[Dataset items]

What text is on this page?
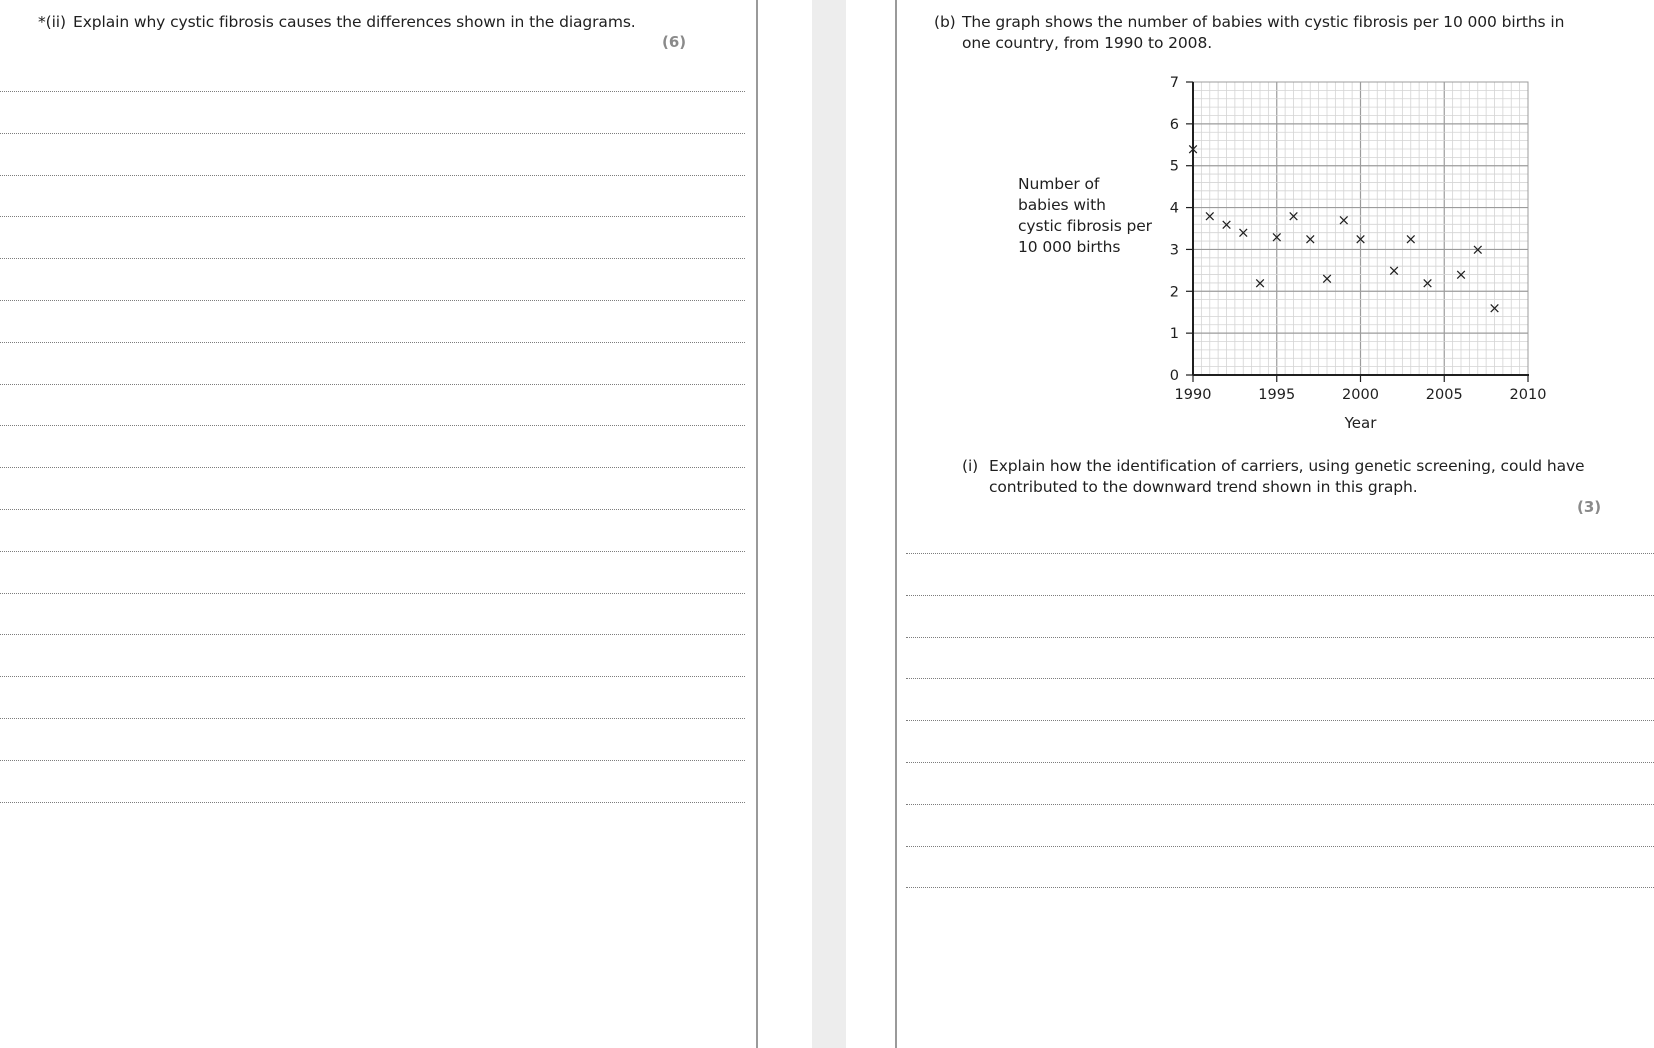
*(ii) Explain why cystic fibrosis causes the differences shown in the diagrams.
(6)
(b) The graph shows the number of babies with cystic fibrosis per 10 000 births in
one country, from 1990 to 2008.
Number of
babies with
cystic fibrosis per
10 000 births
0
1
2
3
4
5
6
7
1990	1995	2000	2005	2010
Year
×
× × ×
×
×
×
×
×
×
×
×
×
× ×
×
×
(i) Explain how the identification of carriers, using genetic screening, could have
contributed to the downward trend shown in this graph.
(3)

**Direction:** Extract the full listing exactly, with the pictures left out.

**Output for this task:**
What text is on this page?
*(ii) Explain why cystic fibrosis causes the differences shown in the diagrams.
(6)
(b) The graph shows the number of babies with cystic fibrosis per 10 000 births in
one country, from 1990 to 2008.
Number of
babies with
cystic fibrosis per
10 000 births
0
1
2
3
4
5
6
7
1990	1995	2000	2005	2010
Year
×
× × ×
×
×
×
×
×
×
×
×
×
× ×
×
×
(i) Explain how the identification of carriers, using genetic screening, could have
contributed to the downward trend shown in this graph.
(3)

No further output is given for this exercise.